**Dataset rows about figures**
-=-=-
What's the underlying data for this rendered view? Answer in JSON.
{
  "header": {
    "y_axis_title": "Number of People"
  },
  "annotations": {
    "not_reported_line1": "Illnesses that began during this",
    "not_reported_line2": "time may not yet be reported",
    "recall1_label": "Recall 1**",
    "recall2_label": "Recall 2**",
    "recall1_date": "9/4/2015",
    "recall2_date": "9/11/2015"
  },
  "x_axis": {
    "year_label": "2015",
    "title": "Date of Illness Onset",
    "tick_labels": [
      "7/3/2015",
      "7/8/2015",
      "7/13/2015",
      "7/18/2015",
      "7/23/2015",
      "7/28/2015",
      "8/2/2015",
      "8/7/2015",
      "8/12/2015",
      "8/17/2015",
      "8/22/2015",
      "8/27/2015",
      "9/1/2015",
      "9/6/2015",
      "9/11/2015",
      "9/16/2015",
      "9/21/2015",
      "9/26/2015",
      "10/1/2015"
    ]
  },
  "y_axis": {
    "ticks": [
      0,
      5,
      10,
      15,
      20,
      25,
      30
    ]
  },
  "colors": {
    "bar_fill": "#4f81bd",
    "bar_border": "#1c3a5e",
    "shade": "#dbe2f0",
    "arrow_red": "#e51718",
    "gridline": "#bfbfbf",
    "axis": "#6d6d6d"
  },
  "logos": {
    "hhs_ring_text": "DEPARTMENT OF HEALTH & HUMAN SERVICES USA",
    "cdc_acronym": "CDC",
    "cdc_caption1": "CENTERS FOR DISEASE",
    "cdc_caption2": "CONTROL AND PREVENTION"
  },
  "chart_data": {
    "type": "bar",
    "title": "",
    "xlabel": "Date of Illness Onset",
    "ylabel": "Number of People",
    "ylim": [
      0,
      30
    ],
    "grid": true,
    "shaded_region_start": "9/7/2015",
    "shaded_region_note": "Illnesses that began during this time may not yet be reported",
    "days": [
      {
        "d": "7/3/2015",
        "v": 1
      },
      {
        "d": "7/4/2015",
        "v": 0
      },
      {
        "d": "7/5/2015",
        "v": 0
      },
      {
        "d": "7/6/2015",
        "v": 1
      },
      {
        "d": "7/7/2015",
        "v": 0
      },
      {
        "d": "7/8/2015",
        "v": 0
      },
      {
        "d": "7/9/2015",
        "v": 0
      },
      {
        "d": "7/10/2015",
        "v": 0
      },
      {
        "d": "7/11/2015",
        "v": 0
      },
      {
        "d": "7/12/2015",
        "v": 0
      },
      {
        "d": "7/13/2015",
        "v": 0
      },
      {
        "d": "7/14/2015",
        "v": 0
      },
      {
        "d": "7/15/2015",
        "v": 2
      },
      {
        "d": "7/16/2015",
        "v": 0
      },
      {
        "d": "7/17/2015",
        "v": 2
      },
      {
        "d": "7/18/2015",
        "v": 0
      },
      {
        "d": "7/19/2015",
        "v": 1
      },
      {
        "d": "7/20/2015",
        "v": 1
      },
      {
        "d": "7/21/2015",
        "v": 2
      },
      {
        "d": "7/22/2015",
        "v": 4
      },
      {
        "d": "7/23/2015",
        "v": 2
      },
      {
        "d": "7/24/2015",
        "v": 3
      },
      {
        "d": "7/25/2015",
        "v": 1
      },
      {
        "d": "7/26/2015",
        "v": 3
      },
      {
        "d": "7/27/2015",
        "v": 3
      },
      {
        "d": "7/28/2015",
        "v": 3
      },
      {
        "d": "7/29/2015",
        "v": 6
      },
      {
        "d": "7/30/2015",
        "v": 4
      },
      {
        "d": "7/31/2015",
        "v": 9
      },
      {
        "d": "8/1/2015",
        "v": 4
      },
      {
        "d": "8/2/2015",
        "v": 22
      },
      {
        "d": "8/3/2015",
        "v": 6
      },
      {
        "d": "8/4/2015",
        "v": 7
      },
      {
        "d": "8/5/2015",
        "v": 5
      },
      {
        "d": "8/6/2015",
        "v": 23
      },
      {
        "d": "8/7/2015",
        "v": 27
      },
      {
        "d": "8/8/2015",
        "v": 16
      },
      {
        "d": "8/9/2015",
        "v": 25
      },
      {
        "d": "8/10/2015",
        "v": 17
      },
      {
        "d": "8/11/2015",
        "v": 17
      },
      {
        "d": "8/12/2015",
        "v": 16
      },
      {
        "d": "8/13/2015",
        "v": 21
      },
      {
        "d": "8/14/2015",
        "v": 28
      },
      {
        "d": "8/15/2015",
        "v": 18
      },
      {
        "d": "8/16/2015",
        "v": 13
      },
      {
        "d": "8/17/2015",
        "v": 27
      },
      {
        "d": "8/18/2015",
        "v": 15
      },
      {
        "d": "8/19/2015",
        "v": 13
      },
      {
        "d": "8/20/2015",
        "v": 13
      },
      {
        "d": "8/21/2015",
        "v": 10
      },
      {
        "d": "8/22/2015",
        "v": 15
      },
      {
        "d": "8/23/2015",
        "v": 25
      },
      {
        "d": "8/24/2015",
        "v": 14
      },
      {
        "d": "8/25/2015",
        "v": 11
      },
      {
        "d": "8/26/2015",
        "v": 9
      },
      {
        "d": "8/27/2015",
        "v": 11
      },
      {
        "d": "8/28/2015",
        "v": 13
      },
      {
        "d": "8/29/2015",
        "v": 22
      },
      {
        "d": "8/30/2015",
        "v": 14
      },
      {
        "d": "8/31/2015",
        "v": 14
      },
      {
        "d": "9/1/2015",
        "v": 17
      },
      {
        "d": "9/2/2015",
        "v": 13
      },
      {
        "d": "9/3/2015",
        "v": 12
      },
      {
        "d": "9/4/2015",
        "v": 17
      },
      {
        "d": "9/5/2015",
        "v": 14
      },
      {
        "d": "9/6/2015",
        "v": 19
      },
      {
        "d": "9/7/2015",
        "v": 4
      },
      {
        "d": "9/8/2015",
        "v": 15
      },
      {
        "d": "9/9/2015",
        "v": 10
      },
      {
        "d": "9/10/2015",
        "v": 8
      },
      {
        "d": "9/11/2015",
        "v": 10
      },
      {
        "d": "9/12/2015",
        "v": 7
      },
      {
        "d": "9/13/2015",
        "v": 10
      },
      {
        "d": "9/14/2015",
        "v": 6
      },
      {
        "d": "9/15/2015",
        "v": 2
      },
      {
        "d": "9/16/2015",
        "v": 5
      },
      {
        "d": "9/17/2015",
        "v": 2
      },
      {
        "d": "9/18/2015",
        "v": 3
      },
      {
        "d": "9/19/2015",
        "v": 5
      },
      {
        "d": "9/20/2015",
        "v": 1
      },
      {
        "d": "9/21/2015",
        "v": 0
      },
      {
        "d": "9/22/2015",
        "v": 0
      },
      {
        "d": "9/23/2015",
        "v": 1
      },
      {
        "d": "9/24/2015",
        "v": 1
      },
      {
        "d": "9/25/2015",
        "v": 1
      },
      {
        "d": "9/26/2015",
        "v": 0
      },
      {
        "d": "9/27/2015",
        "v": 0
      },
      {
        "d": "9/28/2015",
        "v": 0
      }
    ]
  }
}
-=-=-
**Written problem**
Note how many lines in the listing above hold the string "Illnesses", then give only that figure.

**Reply**
2